## Exercise instructions
I need every line of the material below that includes the string "Pain".
=====
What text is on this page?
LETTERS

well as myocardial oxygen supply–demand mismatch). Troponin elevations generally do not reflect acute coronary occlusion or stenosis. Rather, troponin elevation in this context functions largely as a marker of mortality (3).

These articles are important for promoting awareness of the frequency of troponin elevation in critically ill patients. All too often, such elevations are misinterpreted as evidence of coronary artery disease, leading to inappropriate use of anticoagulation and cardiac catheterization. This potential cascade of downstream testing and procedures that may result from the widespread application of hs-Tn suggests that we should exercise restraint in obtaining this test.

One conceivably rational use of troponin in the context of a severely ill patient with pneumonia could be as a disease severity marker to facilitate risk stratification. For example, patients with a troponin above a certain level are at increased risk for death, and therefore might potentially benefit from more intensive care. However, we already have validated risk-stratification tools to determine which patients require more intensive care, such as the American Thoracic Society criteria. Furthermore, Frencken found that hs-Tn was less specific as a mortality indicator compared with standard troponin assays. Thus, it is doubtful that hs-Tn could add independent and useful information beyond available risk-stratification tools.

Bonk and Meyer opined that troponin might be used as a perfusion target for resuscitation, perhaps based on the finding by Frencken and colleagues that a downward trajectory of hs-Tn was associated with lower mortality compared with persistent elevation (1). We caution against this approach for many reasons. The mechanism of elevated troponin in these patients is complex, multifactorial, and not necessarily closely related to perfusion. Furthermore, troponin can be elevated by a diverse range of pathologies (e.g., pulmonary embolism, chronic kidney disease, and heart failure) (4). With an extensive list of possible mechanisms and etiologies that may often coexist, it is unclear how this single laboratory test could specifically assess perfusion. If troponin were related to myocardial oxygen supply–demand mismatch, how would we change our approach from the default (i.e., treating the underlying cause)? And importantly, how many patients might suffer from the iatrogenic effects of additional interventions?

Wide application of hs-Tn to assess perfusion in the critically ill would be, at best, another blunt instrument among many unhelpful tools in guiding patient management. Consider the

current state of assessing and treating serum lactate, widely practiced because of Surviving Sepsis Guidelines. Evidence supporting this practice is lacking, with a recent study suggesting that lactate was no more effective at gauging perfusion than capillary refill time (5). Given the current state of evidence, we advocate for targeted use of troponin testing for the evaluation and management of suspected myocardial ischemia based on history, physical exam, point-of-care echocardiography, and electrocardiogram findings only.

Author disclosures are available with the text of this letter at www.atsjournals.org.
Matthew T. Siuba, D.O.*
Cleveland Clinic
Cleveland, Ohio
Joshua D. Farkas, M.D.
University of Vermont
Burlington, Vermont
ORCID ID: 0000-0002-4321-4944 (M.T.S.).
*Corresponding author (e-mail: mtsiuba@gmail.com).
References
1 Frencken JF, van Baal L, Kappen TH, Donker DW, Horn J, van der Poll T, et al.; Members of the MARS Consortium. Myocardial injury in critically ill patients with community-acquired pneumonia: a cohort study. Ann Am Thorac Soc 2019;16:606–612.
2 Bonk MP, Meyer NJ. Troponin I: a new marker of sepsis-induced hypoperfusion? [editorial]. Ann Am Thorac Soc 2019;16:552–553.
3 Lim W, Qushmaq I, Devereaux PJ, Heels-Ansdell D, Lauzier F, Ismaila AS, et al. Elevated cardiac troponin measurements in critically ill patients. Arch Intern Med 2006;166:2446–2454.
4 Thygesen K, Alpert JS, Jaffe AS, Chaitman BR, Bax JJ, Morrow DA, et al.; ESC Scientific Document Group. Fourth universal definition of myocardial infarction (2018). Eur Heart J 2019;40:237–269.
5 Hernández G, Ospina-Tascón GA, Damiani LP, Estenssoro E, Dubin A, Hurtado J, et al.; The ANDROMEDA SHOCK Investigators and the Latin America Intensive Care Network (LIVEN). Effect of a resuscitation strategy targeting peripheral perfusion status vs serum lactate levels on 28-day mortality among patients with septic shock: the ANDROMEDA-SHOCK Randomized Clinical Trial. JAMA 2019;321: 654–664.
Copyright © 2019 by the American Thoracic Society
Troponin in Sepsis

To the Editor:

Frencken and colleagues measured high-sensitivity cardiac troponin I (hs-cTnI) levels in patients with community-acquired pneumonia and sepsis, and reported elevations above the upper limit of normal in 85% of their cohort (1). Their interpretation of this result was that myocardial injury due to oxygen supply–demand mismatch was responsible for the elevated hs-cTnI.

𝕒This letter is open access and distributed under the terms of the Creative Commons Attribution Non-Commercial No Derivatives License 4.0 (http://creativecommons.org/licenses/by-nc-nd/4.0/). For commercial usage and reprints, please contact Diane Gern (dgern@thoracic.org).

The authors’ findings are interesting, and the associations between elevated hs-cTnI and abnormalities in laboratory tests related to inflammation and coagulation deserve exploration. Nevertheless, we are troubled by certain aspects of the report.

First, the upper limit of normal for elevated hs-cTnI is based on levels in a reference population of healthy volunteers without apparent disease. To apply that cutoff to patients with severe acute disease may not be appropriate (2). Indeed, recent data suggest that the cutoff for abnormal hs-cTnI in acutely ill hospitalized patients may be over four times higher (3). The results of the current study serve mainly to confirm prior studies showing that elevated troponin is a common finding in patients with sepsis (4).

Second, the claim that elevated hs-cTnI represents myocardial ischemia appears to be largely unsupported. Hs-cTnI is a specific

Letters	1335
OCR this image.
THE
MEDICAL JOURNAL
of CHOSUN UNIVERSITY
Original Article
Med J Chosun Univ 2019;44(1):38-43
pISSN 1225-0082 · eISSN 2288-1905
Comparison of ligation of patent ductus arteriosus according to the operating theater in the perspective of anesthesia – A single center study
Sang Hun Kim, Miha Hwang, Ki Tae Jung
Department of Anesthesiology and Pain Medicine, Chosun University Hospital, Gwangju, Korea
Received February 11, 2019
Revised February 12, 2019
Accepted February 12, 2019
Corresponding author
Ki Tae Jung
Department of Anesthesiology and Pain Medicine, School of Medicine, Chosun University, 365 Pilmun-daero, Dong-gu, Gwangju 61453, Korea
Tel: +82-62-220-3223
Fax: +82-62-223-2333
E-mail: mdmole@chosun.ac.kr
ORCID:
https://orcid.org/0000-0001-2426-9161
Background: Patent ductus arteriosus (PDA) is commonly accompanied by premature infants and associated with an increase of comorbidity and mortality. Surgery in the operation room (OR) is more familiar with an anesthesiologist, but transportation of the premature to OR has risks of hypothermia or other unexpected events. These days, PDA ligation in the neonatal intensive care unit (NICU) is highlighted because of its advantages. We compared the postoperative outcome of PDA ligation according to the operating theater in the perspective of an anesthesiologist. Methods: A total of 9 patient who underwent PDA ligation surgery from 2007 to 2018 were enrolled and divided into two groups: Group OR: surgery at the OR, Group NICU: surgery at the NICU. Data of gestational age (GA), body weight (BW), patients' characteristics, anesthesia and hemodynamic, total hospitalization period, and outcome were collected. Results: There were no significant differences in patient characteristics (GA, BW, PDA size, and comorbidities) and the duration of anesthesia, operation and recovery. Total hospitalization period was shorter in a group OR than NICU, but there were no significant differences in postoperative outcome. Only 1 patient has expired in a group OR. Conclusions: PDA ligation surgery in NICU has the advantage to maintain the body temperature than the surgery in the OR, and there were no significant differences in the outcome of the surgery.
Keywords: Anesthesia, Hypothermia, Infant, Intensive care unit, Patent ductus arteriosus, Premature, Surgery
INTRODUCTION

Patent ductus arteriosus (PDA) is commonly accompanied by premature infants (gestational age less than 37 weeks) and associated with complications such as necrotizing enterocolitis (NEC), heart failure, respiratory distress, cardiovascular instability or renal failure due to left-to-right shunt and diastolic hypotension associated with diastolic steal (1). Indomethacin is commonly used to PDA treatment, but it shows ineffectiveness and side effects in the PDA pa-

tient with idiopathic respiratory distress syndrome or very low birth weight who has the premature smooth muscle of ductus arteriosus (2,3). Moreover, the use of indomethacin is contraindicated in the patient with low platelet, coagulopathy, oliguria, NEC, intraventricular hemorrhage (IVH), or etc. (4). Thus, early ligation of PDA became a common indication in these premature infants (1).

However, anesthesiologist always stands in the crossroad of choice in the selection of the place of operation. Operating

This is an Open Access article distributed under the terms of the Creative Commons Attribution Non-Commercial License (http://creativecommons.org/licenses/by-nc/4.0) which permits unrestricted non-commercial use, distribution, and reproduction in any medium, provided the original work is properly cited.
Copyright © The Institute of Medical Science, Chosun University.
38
=====
## Exercise result
Department of Anesthesiology and Pain Medicine, Chosun University Hospital, Gwangju, Korea
Department of Anesthesiology and Pain Medicine, School of Medicine, Chosun University, 365 Pilmun-daero, Dong-gu, Gwangju 61453, Korea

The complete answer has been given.